Problem description »
Copy down every line where the string "reverse" shows up.

---------- Record list

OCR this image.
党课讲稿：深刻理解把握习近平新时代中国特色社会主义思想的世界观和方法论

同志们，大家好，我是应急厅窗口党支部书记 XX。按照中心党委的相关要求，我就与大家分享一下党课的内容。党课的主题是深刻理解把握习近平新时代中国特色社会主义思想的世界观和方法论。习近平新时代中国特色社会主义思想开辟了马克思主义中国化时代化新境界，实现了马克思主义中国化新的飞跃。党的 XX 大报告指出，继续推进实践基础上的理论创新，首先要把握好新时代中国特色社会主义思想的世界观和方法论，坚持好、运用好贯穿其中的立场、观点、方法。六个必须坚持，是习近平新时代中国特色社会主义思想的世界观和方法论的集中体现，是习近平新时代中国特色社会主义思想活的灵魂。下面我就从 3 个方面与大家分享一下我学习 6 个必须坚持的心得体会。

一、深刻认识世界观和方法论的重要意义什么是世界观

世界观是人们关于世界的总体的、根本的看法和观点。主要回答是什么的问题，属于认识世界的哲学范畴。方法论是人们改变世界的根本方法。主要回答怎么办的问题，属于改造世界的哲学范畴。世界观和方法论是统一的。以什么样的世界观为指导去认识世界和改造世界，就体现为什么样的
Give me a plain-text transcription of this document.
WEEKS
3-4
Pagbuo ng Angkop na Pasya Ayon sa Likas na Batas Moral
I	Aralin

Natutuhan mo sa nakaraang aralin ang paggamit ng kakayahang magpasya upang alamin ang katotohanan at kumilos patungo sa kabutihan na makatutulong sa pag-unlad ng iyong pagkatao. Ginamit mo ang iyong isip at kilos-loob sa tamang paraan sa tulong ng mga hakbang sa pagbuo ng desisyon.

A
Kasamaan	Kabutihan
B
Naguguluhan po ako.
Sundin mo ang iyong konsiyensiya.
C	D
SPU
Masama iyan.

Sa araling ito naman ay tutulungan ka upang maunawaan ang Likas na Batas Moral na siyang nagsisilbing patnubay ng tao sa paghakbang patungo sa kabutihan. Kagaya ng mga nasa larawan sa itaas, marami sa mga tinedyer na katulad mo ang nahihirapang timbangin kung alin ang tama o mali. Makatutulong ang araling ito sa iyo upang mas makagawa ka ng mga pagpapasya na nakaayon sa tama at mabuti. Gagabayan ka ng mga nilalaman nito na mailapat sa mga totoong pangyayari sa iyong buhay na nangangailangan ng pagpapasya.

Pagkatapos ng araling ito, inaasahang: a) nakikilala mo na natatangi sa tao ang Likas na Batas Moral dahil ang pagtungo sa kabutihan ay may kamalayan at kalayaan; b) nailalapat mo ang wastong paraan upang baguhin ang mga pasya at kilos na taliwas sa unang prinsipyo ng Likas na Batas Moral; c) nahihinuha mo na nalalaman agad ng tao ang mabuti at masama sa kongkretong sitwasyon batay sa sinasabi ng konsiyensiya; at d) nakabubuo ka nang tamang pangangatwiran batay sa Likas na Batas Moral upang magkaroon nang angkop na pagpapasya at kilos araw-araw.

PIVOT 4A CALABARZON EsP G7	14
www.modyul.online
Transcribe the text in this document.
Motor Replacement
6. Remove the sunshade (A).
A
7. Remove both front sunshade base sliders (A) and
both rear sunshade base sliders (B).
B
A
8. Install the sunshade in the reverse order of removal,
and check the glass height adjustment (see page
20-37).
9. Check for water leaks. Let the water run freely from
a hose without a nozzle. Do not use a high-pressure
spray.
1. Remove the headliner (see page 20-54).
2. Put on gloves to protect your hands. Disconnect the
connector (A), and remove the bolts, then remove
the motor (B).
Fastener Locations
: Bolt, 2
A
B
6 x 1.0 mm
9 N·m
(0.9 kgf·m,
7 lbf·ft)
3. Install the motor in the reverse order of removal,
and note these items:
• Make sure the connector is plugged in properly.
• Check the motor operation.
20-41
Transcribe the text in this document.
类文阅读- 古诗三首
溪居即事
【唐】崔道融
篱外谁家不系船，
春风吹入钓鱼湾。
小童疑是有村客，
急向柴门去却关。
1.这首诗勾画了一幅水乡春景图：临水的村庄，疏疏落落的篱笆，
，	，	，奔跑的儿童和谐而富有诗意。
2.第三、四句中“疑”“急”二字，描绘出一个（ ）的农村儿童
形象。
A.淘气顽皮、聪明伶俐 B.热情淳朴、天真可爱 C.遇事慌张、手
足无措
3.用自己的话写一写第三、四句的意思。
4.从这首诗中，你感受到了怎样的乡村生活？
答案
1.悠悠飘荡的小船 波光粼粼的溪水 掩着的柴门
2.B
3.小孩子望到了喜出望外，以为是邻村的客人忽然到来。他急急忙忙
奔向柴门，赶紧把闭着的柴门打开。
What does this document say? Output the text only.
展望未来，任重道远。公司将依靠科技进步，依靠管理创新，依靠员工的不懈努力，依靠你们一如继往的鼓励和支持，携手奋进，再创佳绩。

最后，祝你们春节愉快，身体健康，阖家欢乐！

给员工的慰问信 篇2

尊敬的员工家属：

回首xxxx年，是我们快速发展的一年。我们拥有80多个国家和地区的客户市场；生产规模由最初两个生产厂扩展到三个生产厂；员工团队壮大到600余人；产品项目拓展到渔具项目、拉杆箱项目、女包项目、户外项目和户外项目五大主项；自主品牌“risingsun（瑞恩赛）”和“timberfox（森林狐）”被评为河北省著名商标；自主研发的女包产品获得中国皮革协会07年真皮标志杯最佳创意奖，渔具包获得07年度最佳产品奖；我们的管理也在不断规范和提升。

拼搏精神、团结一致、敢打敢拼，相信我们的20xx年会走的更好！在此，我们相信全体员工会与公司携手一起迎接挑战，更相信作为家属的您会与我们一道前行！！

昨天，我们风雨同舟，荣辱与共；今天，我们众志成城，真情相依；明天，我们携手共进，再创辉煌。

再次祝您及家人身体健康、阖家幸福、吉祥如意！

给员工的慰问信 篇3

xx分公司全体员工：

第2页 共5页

--------------------

Expected answer »
8. Install the sunshade in the reverse order of removal,
3. Install the motor in the reverse order of removal,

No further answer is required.